## What you are asked to do
Exactly as written, print each record in the listing.
○ ○ ○
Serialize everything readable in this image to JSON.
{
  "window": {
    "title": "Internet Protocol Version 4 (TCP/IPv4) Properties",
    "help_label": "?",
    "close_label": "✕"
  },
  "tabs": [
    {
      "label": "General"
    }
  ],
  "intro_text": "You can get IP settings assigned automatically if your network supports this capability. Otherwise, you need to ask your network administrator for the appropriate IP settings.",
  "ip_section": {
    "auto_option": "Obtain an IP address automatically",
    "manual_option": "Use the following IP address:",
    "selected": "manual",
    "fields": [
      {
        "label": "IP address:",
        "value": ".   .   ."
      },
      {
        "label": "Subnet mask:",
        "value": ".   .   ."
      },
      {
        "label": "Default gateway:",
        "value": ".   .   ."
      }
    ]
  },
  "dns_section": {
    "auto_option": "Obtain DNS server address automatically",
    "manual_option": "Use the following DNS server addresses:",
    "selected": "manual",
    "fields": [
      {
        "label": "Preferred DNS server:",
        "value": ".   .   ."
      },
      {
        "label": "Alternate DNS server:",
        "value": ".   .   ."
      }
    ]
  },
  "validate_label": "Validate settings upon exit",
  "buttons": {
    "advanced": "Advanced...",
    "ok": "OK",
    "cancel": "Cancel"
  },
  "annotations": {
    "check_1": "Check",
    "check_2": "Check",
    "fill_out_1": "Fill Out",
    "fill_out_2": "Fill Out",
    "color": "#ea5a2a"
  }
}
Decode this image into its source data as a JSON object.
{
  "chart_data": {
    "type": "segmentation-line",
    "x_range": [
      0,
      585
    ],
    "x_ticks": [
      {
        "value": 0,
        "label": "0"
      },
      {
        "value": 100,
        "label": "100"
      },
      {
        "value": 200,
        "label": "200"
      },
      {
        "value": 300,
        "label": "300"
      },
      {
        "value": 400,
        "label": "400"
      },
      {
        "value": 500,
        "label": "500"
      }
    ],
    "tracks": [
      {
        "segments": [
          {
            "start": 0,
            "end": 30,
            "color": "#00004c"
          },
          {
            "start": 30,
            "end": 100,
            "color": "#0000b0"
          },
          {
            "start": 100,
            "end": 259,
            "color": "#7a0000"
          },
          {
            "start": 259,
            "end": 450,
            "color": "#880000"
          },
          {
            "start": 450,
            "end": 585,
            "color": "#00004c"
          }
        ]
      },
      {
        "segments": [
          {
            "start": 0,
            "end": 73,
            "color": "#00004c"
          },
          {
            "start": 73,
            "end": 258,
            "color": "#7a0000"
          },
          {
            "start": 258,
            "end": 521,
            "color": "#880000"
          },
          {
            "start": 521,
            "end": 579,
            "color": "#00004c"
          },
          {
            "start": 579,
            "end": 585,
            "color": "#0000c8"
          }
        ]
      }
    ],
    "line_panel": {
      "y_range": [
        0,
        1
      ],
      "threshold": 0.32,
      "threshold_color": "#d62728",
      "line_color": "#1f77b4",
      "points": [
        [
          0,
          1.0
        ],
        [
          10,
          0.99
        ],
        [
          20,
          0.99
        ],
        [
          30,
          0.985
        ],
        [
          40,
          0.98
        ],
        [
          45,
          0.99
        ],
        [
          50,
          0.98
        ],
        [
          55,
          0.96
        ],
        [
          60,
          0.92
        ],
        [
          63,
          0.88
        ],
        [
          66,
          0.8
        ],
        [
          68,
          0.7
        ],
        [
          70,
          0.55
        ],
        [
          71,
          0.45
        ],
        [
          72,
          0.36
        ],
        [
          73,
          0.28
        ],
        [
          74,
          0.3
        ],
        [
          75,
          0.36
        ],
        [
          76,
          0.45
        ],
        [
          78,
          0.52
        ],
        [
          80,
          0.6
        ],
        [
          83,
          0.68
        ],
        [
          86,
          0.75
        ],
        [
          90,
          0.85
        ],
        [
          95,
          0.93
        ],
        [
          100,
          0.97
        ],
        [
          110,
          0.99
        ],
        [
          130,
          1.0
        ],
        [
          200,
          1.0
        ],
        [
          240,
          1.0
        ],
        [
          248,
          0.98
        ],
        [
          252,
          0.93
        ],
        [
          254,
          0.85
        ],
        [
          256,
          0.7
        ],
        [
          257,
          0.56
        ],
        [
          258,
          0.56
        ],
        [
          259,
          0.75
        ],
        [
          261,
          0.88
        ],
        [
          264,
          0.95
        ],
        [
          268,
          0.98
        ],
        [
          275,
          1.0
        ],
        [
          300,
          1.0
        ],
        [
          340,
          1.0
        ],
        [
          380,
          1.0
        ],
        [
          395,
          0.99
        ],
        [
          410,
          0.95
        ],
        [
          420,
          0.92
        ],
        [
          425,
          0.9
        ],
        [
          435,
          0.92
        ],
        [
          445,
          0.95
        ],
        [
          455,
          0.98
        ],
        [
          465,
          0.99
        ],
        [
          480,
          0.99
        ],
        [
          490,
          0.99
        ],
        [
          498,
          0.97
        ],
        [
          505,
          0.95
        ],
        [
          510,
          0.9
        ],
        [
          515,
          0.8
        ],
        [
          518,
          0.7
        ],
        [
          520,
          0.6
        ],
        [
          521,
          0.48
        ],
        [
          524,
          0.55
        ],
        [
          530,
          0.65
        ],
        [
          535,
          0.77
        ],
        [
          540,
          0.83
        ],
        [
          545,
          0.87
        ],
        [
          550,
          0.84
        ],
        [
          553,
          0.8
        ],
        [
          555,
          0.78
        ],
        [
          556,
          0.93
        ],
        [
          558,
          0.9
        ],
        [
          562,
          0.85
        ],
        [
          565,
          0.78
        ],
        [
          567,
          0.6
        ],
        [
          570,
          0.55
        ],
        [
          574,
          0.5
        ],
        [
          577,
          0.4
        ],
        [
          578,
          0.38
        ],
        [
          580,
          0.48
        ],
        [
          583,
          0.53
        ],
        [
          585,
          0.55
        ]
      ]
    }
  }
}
○ ○ ○
## Solved problem
Serialize everything readable in this image to JSON.
{
  "window": {
    "title": "Internet Protocol Version 4 (TCP/IPv4) Properties",
    "help_label": "?",
    "close_label": "✕"
  },
  "tabs": [
    {
      "label": "General"
    }
  ],
  "intro_text": "You can get IP settings assigned automatically if your network supports this capability. Otherwise, you need to ask your network administrator for the appropriate IP settings.",
  "ip_section": {
    "auto_option": "Obtain an IP address automatically",
    "manual_option": "Use the following IP address:",
    "selected": "manual",
    "fields": [
      {
        "label": "IP address:",
        "value": ".   .   ."
      },
      {
        "label": "Subnet mask:",
        "value": ".   .   ."
      },
      {
        "label": "Default gateway:",
        "value": ".   .   ."
      }
    ]
  },
  "dns_section": {
    "auto_option": "Obtain DNS server address automatically",
    "manual_option": "Use the following DNS server addresses:",
    "selected": "manual",
    "fields": [
      {
        "label": "Preferred DNS server:",
        "value": ".   .   ."
      },
      {
        "label": "Alternate DNS server:",
        "value": ".   .   ."
      }
    ]
  },
  "validate_label": "Validate settings upon exit",
  "buttons": {
    "advanced": "Advanced...",
    "ok": "OK",
    "cancel": "Cancel"
  },
  "annotations": {
    "check_1": "Check",
    "check_2": "Check",
    "fill_out_1": "Fill Out",
    "fill_out_2": "Fill Out",
    "color": "#ea5a2a"
  }
}
Decode this image into its source data as a JSON object.
{
  "chart_data": {
    "type": "segmentation-line",
    "x_range": [
      0,
      585
    ],
    "x_ticks": [
      {
        "value": 0,
        "label": "0"
      },
      {
        "value": 100,
        "label": "100"
      },
      {
        "value": 200,
        "label": "200"
      },
      {
        "value": 300,
        "label": "300"
      },
      {
        "value": 400,
        "label": "400"
      },
      {
        "value": 500,
        "label": "500"
      }
    ],
    "tracks": [
      {
        "segments": [
          {
            "start": 0,
            "end": 30,
            "color": "#00004c"
          },
          {
            "start": 30,
            "end": 100,
            "color": "#0000b0"
          },
          {
            "start": 100,
            "end": 259,
            "color": "#7a0000"
          },
          {
            "start": 259,
            "end": 450,
            "color": "#880000"
          },
          {
            "start": 450,
            "end": 585,
            "color": "#00004c"
          }
        ]
      },
      {
        "segments": [
          {
            "start": 0,
            "end": 73,
            "color": "#00004c"
          },
          {
            "start": 73,
            "end": 258,
            "color": "#7a0000"
          },
          {
            "start": 258,
            "end": 521,
            "color": "#880000"
          },
          {
            "start": 521,
            "end": 579,
            "color": "#00004c"
          },
          {
            "start": 579,
            "end": 585,
            "color": "#0000c8"
          }
        ]
      }
    ],
    "line_panel": {
      "y_range": [
        0,
        1
      ],
      "threshold": 0.32,
      "threshold_color": "#d62728",
      "line_color": "#1f77b4",
      "points": [
        [
          0,
          1.0
        ],
        [
          10,
          0.99
        ],
        [
          20,
          0.99
        ],
        [
          30,
          0.985
        ],
        [
          40,
          0.98
        ],
        [
          45,
          0.99
        ],
        [
          50,
          0.98
        ],
        [
          55,
          0.96
        ],
        [
          60,
          0.92
        ],
        [
          63,
          0.88
        ],
        [
          66,
          0.8
        ],
        [
          68,
          0.7
        ],
        [
          70,
          0.55
        ],
        [
          71,
          0.45
        ],
        [
          72,
          0.36
        ],
        [
          73,
          0.28
        ],
        [
          74,
          0.3
        ],
        [
          75,
          0.36
        ],
        [
          76,
          0.45
        ],
        [
          78,
          0.52
        ],
        [
          80,
          0.6
        ],
        [
          83,
          0.68
        ],
        [
          86,
          0.75
        ],
        [
          90,
          0.85
        ],
        [
          95,
          0.93
        ],
        [
          100,
          0.97
        ],
        [
          110,
          0.99
        ],
        [
          130,
          1.0
        ],
        [
          200,
          1.0
        ],
        [
          240,
          1.0
        ],
        [
          248,
          0.98
        ],
        [
          252,
          0.93
        ],
        [
          254,
          0.85
        ],
        [
          256,
          0.7
        ],
        [
          257,
          0.56
        ],
        [
          258,
          0.56
        ],
        [
          259,
          0.75
        ],
        [
          261,
          0.88
        ],
        [
          264,
          0.95
        ],
        [
          268,
          0.98
        ],
        [
          275,
          1.0
        ],
        [
          300,
          1.0
        ],
        [
          340,
          1.0
        ],
        [
          380,
          1.0
        ],
        [
          395,
          0.99
        ],
        [
          410,
          0.95
        ],
        [
          420,
          0.92
        ],
        [
          425,
          0.9
        ],
        [
          435,
          0.92
        ],
        [
          445,
          0.95
        ],
        [
          455,
          0.98
        ],
        [
          465,
          0.99
        ],
        [
          480,
          0.99
        ],
        [
          490,
          0.99
        ],
        [
          498,
          0.97
        ],
        [
          505,
          0.95
        ],
        [
          510,
          0.9
        ],
        [
          515,
          0.8
        ],
        [
          518,
          0.7
        ],
        [
          520,
          0.6
        ],
        [
          521,
          0.48
        ],
        [
          524,
          0.55
        ],
        [
          530,
          0.65
        ],
        [
          535,
          0.77
        ],
        [
          540,
          0.83
        ],
        [
          545,
          0.87
        ],
        [
          550,
          0.84
        ],
        [
          553,
          0.8
        ],
        [
          555,
          0.78
        ],
        [
          556,
          0.93
        ],
        [
          558,
          0.9
        ],
        [
          562,
          0.85
        ],
        [
          565,
          0.78
        ],
        [
          567,
          0.6
        ],
        [
          570,
          0.55
        ],
        [
          574,
          0.5
        ],
        [
          577,
          0.4
        ],
        [
          578,
          0.38
        ],
        [
          580,
          0.48
        ],
        [
          583,
          0.53
        ],
        [
          585,
          0.55
        ]
      ]
    }
  }
}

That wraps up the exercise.